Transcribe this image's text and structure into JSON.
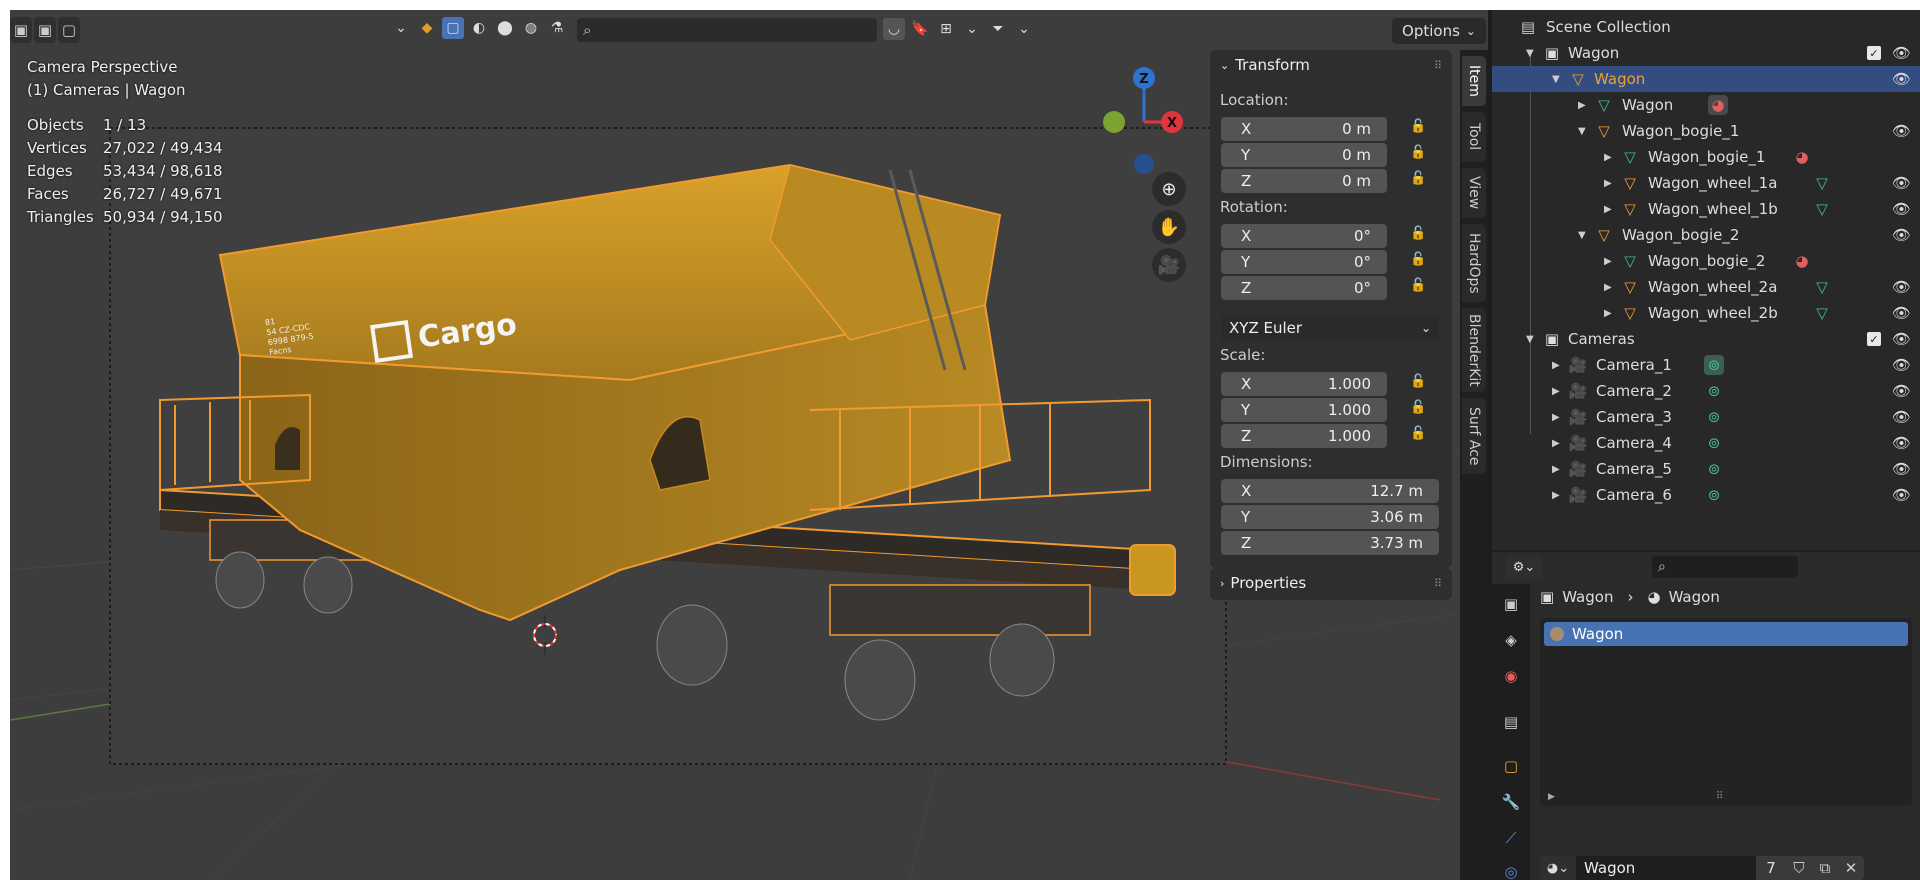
{
  "viewport": {
    "header": {
      "search_placeholder": "",
      "options_label": "Options"
    },
    "overlay": {
      "view_name": "Camera Perspective",
      "collection_line": "(1) Cameras | Wagon",
      "stats": [
        {
          "label": "Objects",
          "value": "1 / 13"
        },
        {
          "label": "Vertices",
          "value": "27,022 / 49,434"
        },
        {
          "label": "Edges",
          "value": "53,434 / 98,618"
        },
        {
          "label": "Faces",
          "value": "26,727 / 49,671"
        },
        {
          "label": "Triangles",
          "value": "50,934 / 94,150"
        }
      ]
    },
    "gizmo": {
      "z": "Z",
      "x": "X"
    },
    "wagon_logo": "Cargo",
    "wagon_code_lines": [
      "81",
      "54 CZ-CDC",
      "6998 879-5",
      "Facns"
    ]
  },
  "n_panel": {
    "transform_title": "Transform",
    "location_label": "Location:",
    "location": [
      {
        "axis": "X",
        "value": "0 m"
      },
      {
        "axis": "Y",
        "value": "0 m"
      },
      {
        "axis": "Z",
        "value": "0 m"
      }
    ],
    "rotation_label": "Rotation:",
    "rotation": [
      {
        "axis": "X",
        "value": "0°"
      },
      {
        "axis": "Y",
        "value": "0°"
      },
      {
        "axis": "Z",
        "value": "0°"
      }
    ],
    "rotation_mode": "XYZ Euler",
    "scale_label": "Scale:",
    "scale": [
      {
        "axis": "X",
        "value": "1.000"
      },
      {
        "axis": "Y",
        "value": "1.000"
      },
      {
        "axis": "Z",
        "value": "1.000"
      }
    ],
    "dimensions_label": "Dimensions:",
    "dimensions": [
      {
        "axis": "X",
        "value": "12.7 m"
      },
      {
        "axis": "Y",
        "value": "3.06 m"
      },
      {
        "axis": "Z",
        "value": "3.73 m"
      }
    ],
    "properties_title": "Properties",
    "tabs": [
      "Item",
      "Tool",
      "View",
      "HardOps",
      "BlenderKit",
      "Surf Ace"
    ]
  },
  "outliner": {
    "root": "Scene Collection",
    "rows": [
      {
        "label": "Wagon",
        "kind": "collection"
      },
      {
        "label": "Wagon",
        "kind": "empty",
        "selected": true
      },
      {
        "label": "Wagon",
        "kind": "mesh"
      },
      {
        "label": "Wagon_bogie_1",
        "kind": "empty"
      },
      {
        "label": "Wagon_bogie_1",
        "kind": "mesh"
      },
      {
        "label": "Wagon_wheel_1a",
        "kind": "empty"
      },
      {
        "label": "Wagon_wheel_1b",
        "kind": "empty"
      },
      {
        "label": "Wagon_bogie_2",
        "kind": "empty"
      },
      {
        "label": "Wagon_bogie_2",
        "kind": "mesh"
      },
      {
        "label": "Wagon_wheel_2a",
        "kind": "empty"
      },
      {
        "label": "Wagon_wheel_2b",
        "kind": "empty"
      },
      {
        "label": "Cameras",
        "kind": "collection"
      },
      {
        "label": "Camera_1",
        "kind": "camera"
      },
      {
        "label": "Camera_2",
        "kind": "camera"
      },
      {
        "label": "Camera_3",
        "kind": "camera"
      },
      {
        "label": "Camera_4",
        "kind": "camera"
      },
      {
        "label": "Camera_5",
        "kind": "camera"
      },
      {
        "label": "Camera_6",
        "kind": "camera"
      }
    ]
  },
  "properties": {
    "search_placeholder": "",
    "breadcrumb_object": "Wagon",
    "breadcrumb_material": "Wagon",
    "material_item": "Wagon",
    "material_name": "Wagon",
    "user_count": "7"
  },
  "colors": {
    "selection": "#334d80",
    "accent_orange": "#f0a030",
    "mesh_green": "#3fc08a",
    "material_red": "#e06060",
    "axis_x": "#e0353c",
    "axis_z": "#2f72d0",
    "axis_y": "#7aa334"
  }
}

● ● ●

Exercise description
Copy out all of the data word for word. Do not carry over any picture.

Solution for this problem
Transcribe this image's text and structure into JSON.
{
  "viewport": {
    "header": {
      "search_placeholder": "",
      "options_label": "Options"
    },
    "overlay": {
      "view_name": "Camera Perspective",
      "collection_line": "(1) Cameras | Wagon",
      "stats": [
        {
          "label": "Objects",
          "value": "1 / 13"
        },
        {
          "label": "Vertices",
          "value": "27,022 / 49,434"
        },
        {
          "label": "Edges",
          "value": "53,434 / 98,618"
        },
        {
          "label": "Faces",
          "value": "26,727 / 49,671"
        },
        {
          "label": "Triangles",
          "value": "50,934 / 94,150"
        }
      ]
    },
    "gizmo": {
      "z": "Z",
      "x": "X"
    },
    "wagon_logo": "Cargo",
    "wagon_code_lines": [
      "81",
      "54 CZ-CDC",
      "6998 879-5",
      "Facns"
    ]
  },
  "n_panel": {
    "transform_title": "Transform",
    "location_label": "Location:",
    "location": [
      {
        "axis": "X",
        "value": "0 m"
      },
      {
        "axis": "Y",
        "value": "0 m"
      },
      {
        "axis": "Z",
        "value": "0 m"
      }
    ],
    "rotation_label": "Rotation:",
    "rotation": [
      {
        "axis": "X",
        "value": "0°"
      },
      {
        "axis": "Y",
        "value": "0°"
      },
      {
        "axis": "Z",
        "value": "0°"
      }
    ],
    "rotation_mode": "XYZ Euler",
    "scale_label": "Scale:",
    "scale": [
      {
        "axis": "X",
        "value": "1.000"
      },
      {
        "axis": "Y",
        "value": "1.000"
      },
      {
        "axis": "Z",
        "value": "1.000"
      }
    ],
    "dimensions_label": "Dimensions:",
    "dimensions": [
      {
        "axis": "X",
        "value": "12.7 m"
      },
      {
        "axis": "Y",
        "value": "3.06 m"
      },
      {
        "axis": "Z",
        "value": "3.73 m"
      }
    ],
    "properties_title": "Properties",
    "tabs": [
      "Item",
      "Tool",
      "View",
      "HardOps",
      "BlenderKit",
      "Surf Ace"
    ]
  },
  "outliner": {
    "root": "Scene Collection",
    "rows": [
      {
        "label": "Wagon",
        "kind": "collection"
      },
      {
        "label": "Wagon",
        "kind": "empty",
        "selected": true
      },
      {
        "label": "Wagon",
        "kind": "mesh"
      },
      {
        "label": "Wagon_bogie_1",
        "kind": "empty"
      },
      {
        "label": "Wagon_bogie_1",
        "kind": "mesh"
      },
      {
        "label": "Wagon_wheel_1a",
        "kind": "empty"
      },
      {
        "label": "Wagon_wheel_1b",
        "kind": "empty"
      },
      {
        "label": "Wagon_bogie_2",
        "kind": "empty"
      },
      {
        "label": "Wagon_bogie_2",
        "kind": "mesh"
      },
      {
        "label": "Wagon_wheel_2a",
        "kind": "empty"
      },
      {
        "label": "Wagon_wheel_2b",
        "kind": "empty"
      },
      {
        "label": "Cameras",
        "kind": "collection"
      },
      {
        "label": "Camera_1",
        "kind": "camera"
      },
      {
        "label": "Camera_2",
        "kind": "camera"
      },
      {
        "label": "Camera_3",
        "kind": "camera"
      },
      {
        "label": "Camera_4",
        "kind": "camera"
      },
      {
        "label": "Camera_5",
        "kind": "camera"
      },
      {
        "label": "Camera_6",
        "kind": "camera"
      }
    ]
  },
  "properties": {
    "search_placeholder": "",
    "breadcrumb_object": "Wagon",
    "breadcrumb_material": "Wagon",
    "material_item": "Wagon",
    "material_name": "Wagon",
    "user_count": "7"
  },
  "colors": {
    "selection": "#334d80",
    "accent_orange": "#f0a030",
    "mesh_green": "#3fc08a",
    "material_red": "#e06060",
    "axis_x": "#e0353c",
    "axis_z": "#2f72d0",
    "axis_y": "#7aa334"
  }
}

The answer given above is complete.